## YOUR GOAL
Copy every entry exactly.

## DATASET RECORDS
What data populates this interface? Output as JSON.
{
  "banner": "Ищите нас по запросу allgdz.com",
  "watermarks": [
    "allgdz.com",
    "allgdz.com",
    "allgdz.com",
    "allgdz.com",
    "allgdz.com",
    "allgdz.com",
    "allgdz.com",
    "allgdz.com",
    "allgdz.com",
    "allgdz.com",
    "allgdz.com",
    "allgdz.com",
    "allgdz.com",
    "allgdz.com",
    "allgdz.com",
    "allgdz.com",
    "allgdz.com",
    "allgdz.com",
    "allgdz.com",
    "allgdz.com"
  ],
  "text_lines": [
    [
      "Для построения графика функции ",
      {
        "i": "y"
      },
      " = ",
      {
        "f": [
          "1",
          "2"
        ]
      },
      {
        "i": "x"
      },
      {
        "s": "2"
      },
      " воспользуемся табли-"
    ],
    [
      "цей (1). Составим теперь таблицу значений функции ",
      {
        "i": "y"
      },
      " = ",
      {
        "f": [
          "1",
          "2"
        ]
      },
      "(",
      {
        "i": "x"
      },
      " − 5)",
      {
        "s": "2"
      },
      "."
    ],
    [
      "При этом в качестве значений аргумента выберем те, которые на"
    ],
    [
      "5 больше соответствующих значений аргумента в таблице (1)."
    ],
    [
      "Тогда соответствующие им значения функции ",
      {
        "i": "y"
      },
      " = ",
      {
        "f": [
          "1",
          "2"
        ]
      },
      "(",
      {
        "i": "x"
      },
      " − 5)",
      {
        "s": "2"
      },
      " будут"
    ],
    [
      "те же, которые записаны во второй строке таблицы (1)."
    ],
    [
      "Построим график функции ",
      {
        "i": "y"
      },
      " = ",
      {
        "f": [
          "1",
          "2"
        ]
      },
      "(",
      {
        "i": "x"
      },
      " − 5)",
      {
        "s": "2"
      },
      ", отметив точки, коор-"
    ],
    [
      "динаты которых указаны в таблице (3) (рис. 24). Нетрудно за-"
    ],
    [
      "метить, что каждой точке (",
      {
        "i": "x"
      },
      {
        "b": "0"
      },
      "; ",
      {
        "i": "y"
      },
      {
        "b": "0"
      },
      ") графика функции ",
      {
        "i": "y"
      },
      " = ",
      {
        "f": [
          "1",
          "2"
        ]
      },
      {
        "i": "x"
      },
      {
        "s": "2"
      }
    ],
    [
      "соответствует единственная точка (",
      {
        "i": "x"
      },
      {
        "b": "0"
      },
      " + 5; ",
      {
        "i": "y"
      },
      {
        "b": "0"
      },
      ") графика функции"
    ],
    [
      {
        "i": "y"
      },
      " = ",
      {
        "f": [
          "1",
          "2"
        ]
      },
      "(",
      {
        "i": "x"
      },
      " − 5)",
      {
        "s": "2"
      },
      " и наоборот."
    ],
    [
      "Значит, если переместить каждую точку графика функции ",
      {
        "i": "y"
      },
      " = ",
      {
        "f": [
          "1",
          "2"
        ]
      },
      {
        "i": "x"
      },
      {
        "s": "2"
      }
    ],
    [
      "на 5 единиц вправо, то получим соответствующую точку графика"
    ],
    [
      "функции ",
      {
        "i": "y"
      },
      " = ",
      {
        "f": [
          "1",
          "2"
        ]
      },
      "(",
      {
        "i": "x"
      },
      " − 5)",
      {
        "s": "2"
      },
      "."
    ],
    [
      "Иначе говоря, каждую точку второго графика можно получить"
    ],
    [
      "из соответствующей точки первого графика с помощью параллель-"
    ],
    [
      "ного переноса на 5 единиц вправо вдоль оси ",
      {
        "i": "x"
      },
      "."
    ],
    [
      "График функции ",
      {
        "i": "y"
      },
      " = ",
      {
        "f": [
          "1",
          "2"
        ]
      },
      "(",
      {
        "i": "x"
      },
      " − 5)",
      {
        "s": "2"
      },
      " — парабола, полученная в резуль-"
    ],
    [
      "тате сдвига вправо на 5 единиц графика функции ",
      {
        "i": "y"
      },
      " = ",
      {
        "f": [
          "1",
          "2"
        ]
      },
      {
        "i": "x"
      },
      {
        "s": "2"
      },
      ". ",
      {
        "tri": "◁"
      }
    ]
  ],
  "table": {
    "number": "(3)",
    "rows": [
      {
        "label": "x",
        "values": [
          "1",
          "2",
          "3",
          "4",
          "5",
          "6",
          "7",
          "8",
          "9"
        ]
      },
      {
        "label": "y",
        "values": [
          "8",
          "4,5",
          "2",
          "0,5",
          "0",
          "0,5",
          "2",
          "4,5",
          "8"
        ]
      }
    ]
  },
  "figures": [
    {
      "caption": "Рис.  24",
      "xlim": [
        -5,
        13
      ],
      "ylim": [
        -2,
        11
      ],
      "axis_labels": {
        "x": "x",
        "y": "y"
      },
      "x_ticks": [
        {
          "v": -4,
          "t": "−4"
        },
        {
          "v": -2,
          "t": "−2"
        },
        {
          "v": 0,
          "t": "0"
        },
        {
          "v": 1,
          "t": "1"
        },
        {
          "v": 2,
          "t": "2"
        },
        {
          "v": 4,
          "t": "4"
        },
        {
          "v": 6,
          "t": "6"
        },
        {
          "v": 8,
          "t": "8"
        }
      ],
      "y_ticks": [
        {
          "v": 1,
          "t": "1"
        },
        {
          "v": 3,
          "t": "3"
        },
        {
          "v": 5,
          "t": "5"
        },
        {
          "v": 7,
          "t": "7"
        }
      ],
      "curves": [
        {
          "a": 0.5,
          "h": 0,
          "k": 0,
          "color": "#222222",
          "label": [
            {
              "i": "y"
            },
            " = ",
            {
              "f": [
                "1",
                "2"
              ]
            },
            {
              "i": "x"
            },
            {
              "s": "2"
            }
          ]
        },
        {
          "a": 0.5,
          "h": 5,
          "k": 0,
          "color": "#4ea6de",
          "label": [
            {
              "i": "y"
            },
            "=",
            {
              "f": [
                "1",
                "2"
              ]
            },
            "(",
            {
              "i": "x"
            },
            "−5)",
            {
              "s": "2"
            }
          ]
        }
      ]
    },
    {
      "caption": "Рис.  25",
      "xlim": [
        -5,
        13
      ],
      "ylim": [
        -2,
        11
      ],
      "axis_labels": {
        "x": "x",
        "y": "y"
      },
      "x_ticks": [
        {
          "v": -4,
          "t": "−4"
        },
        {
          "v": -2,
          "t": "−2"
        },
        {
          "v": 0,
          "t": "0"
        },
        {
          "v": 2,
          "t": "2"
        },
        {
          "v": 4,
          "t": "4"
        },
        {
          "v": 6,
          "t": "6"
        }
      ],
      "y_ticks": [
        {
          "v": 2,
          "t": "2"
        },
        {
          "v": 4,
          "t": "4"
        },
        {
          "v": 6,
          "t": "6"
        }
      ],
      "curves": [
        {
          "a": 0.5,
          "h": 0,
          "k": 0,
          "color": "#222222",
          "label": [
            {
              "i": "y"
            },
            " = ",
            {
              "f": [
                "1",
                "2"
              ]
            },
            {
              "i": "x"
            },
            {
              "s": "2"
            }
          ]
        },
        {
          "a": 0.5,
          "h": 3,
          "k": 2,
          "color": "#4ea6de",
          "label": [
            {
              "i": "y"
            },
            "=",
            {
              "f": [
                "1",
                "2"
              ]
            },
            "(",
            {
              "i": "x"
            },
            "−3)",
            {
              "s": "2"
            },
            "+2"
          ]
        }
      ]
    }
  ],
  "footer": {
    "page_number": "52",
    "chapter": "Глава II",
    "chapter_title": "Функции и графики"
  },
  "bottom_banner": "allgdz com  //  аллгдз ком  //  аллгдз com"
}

## TASK RESULT
What data populates this interface? Output as JSON.
{
  "banner": "Ищите нас по запросу allgdz.com",
  "watermarks": [
    "allgdz.com",
    "allgdz.com",
    "allgdz.com",
    "allgdz.com",
    "allgdz.com",
    "allgdz.com",
    "allgdz.com",
    "allgdz.com",
    "allgdz.com",
    "allgdz.com",
    "allgdz.com",
    "allgdz.com",
    "allgdz.com",
    "allgdz.com",
    "allgdz.com",
    "allgdz.com",
    "allgdz.com",
    "allgdz.com",
    "allgdz.com",
    "allgdz.com"
  ],
  "text_lines": [
    [
      "Для построения графика функции ",
      {
        "i": "y"
      },
      " = ",
      {
        "f": [
          "1",
          "2"
        ]
      },
      {
        "i": "x"
      },
      {
        "s": "2"
      },
      " воспользуемся табли-"
    ],
    [
      "цей (1). Составим теперь таблицу значений функции ",
      {
        "i": "y"
      },
      " = ",
      {
        "f": [
          "1",
          "2"
        ]
      },
      "(",
      {
        "i": "x"
      },
      " − 5)",
      {
        "s": "2"
      },
      "."
    ],
    [
      "При этом в качестве значений аргумента выберем те, которые на"
    ],
    [
      "5 больше соответствующих значений аргумента в таблице (1)."
    ],
    [
      "Тогда соответствующие им значения функции ",
      {
        "i": "y"
      },
      " = ",
      {
        "f": [
          "1",
          "2"
        ]
      },
      "(",
      {
        "i": "x"
      },
      " − 5)",
      {
        "s": "2"
      },
      " будут"
    ],
    [
      "те же, которые записаны во второй строке таблицы (1)."
    ],
    [
      "Построим график функции ",
      {
        "i": "y"
      },
      " = ",
      {
        "f": [
          "1",
          "2"
        ]
      },
      "(",
      {
        "i": "x"
      },
      " − 5)",
      {
        "s": "2"
      },
      ", отметив точки, коор-"
    ],
    [
      "динаты которых указаны в таблице (3) (рис. 24). Нетрудно за-"
    ],
    [
      "метить, что каждой точке (",
      {
        "i": "x"
      },
      {
        "b": "0"
      },
      "; ",
      {
        "i": "y"
      },
      {
        "b": "0"
      },
      ") графика функции ",
      {
        "i": "y"
      },
      " = ",
      {
        "f": [
          "1",
          "2"
        ]
      },
      {
        "i": "x"
      },
      {
        "s": "2"
      }
    ],
    [
      "соответствует единственная точка (",
      {
        "i": "x"
      },
      {
        "b": "0"
      },
      " + 5; ",
      {
        "i": "y"
      },
      {
        "b": "0"
      },
      ") графика функции"
    ],
    [
      {
        "i": "y"
      },
      " = ",
      {
        "f": [
          "1",
          "2"
        ]
      },
      "(",
      {
        "i": "x"
      },
      " − 5)",
      {
        "s": "2"
      },
      " и наоборот."
    ],
    [
      "Значит, если переместить каждую точку графика функции ",
      {
        "i": "y"
      },
      " = ",
      {
        "f": [
          "1",
          "2"
        ]
      },
      {
        "i": "x"
      },
      {
        "s": "2"
      }
    ],
    [
      "на 5 единиц вправо, то получим соответствующую точку графика"
    ],
    [
      "функции ",
      {
        "i": "y"
      },
      " = ",
      {
        "f": [
          "1",
          "2"
        ]
      },
      "(",
      {
        "i": "x"
      },
      " − 5)",
      {
        "s": "2"
      },
      "."
    ],
    [
      "Иначе говоря, каждую точку второго графика можно получить"
    ],
    [
      "из соответствующей точки первого графика с помощью параллель-"
    ],
    [
      "ного переноса на 5 единиц вправо вдоль оси ",
      {
        "i": "x"
      },
      "."
    ],
    [
      "График функции ",
      {
        "i": "y"
      },
      " = ",
      {
        "f": [
          "1",
          "2"
        ]
      },
      "(",
      {
        "i": "x"
      },
      " − 5)",
      {
        "s": "2"
      },
      " — парабола, полученная в резуль-"
    ],
    [
      "тате сдвига вправо на 5 единиц графика функции ",
      {
        "i": "y"
      },
      " = ",
      {
        "f": [
          "1",
          "2"
        ]
      },
      {
        "i": "x"
      },
      {
        "s": "2"
      },
      ". ",
      {
        "tri": "◁"
      }
    ]
  ],
  "table": {
    "number": "(3)",
    "rows": [
      {
        "label": "x",
        "values": [
          "1",
          "2",
          "3",
          "4",
          "5",
          "6",
          "7",
          "8",
          "9"
        ]
      },
      {
        "label": "y",
        "values": [
          "8",
          "4,5",
          "2",
          "0,5",
          "0",
          "0,5",
          "2",
          "4,5",
          "8"
        ]
      }
    ]
  },
  "figures": [
    {
      "caption": "Рис.  24",
      "xlim": [
        -5,
        13
      ],
      "ylim": [
        -2,
        11
      ],
      "axis_labels": {
        "x": "x",
        "y": "y"
      },
      "x_ticks": [
        {
          "v": -4,
          "t": "−4"
        },
        {
          "v": -2,
          "t": "−2"
        },
        {
          "v": 0,
          "t": "0"
        },
        {
          "v": 1,
          "t": "1"
        },
        {
          "v": 2,
          "t": "2"
        },
        {
          "v": 4,
          "t": "4"
        },
        {
          "v": 6,
          "t": "6"
        },
        {
          "v": 8,
          "t": "8"
        }
      ],
      "y_ticks": [
        {
          "v": 1,
          "t": "1"
        },
        {
          "v": 3,
          "t": "3"
        },
        {
          "v": 5,
          "t": "5"
        },
        {
          "v": 7,
          "t": "7"
        }
      ],
      "curves": [
        {
          "a": 0.5,
          "h": 0,
          "k": 0,
          "color": "#222222",
          "label": [
            {
              "i": "y"
            },
            " = ",
            {
              "f": [
                "1",
                "2"
              ]
            },
            {
              "i": "x"
            },
            {
              "s": "2"
            }
          ]
        },
        {
          "a": 0.5,
          "h": 5,
          "k": 0,
          "color": "#4ea6de",
          "label": [
            {
              "i": "y"
            },
            "=",
            {
              "f": [
                "1",
                "2"
              ]
            },
            "(",
            {
              "i": "x"
            },
            "−5)",
            {
              "s": "2"
            }
          ]
        }
      ]
    },
    {
      "caption": "Рис.  25",
      "xlim": [
        -5,
        13
      ],
      "ylim": [
        -2,
        11
      ],
      "axis_labels": {
        "x": "x",
        "y": "y"
      },
      "x_ticks": [
        {
          "v": -4,
          "t": "−4"
        },
        {
          "v": -2,
          "t": "−2"
        },
        {
          "v": 0,
          "t": "0"
        },
        {
          "v": 2,
          "t": "2"
        },
        {
          "v": 4,
          "t": "4"
        },
        {
          "v": 6,
          "t": "6"
        }
      ],
      "y_ticks": [
        {
          "v": 2,
          "t": "2"
        },
        {
          "v": 4,
          "t": "4"
        },
        {
          "v": 6,
          "t": "6"
        }
      ],
      "curves": [
        {
          "a": 0.5,
          "h": 0,
          "k": 0,
          "color": "#222222",
          "label": [
            {
              "i": "y"
            },
            " = ",
            {
              "f": [
                "1",
                "2"
              ]
            },
            {
              "i": "x"
            },
            {
              "s": "2"
            }
          ]
        },
        {
          "a": 0.5,
          "h": 3,
          "k": 2,
          "color": "#4ea6de",
          "label": [
            {
              "i": "y"
            },
            "=",
            {
              "f": [
                "1",
                "2"
              ]
            },
            "(",
            {
              "i": "x"
            },
            "−3)",
            {
              "s": "2"
            },
            "+2"
          ]
        }
      ]
    }
  ],
  "footer": {
    "page_number": "52",
    "chapter": "Глава II",
    "chapter_title": "Функции и графики"
  },
  "bottom_banner": "allgdz com  //  аллгдз ком  //  аллгдз com"
}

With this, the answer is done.